• _EXERCISE REQUIREMENTS_:
Copy every line of the data that includes the string "start".

• _RECORDED DATA_:
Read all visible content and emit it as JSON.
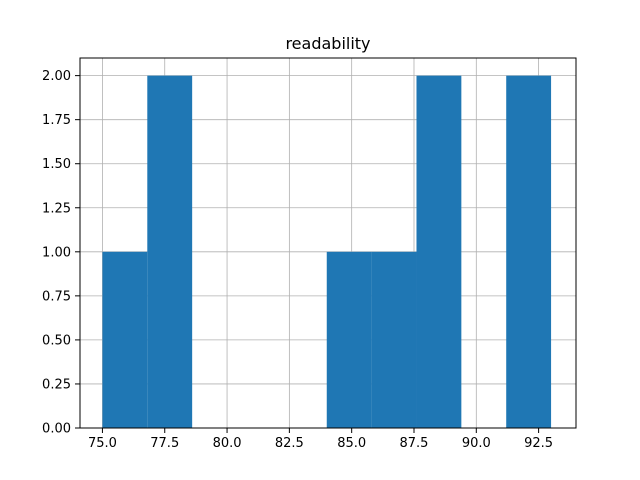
{
  "chart_data": {
    "type": "bar",
    "subtype": "histogram",
    "title": "readability",
    "xlabel": "",
    "ylabel": "",
    "grid": true,
    "bar_color": "#1f77b4",
    "bins": [
      {
        "start": 75.0,
        "end": 76.8,
        "count": 1
      },
      {
        "start": 76.8,
        "end": 78.6,
        "count": 2
      },
      {
        "start": 78.6,
        "end": 80.4,
        "count": 0
      },
      {
        "start": 80.4,
        "end": 82.2,
        "count": 0
      },
      {
        "start": 82.2,
        "end": 84.0,
        "count": 0
      },
      {
        "start": 84.0,
        "end": 85.8,
        "count": 1
      },
      {
        "start": 85.8,
        "end": 87.6,
        "count": 1
      },
      {
        "start": 87.6,
        "end": 89.4,
        "count": 2
      },
      {
        "start": 89.4,
        "end": 91.2,
        "count": 0
      },
      {
        "start": 91.2,
        "end": 93.0,
        "count": 2
      }
    ],
    "xlim": [
      74.1,
      94.0
    ],
    "ylim": [
      0,
      2.1
    ],
    "x_ticks": [
      75.0,
      77.5,
      80.0,
      82.5,
      85.0,
      87.5,
      90.0,
      92.5
    ],
    "x_tick_labels": [
      "75.0",
      "77.5",
      "80.0",
      "82.5",
      "85.0",
      "87.5",
      "90.0",
      "92.5"
    ],
    "y_ticks": [
      0.0,
      0.25,
      0.5,
      0.75,
      1.0,
      1.25,
      1.5,
      1.75,
      2.0
    ],
    "y_tick_labels": [
      "0.00",
      "0.25",
      "0.50",
      "0.75",
      "1.00",
      "1.25",
      "1.50",
      "1.75",
      "2.00"
    ]
  }
}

• _REPLY TO THE EXERCISE_:
        "start": 75.0,
        "start": 76.8,
        "start": 78.6,
        "start": 80.4,
        "start": 82.2,
        "start": 84.0,
        "start": 85.8,
        "start": 87.6,
        "start": 89.4,
        "start": 91.2,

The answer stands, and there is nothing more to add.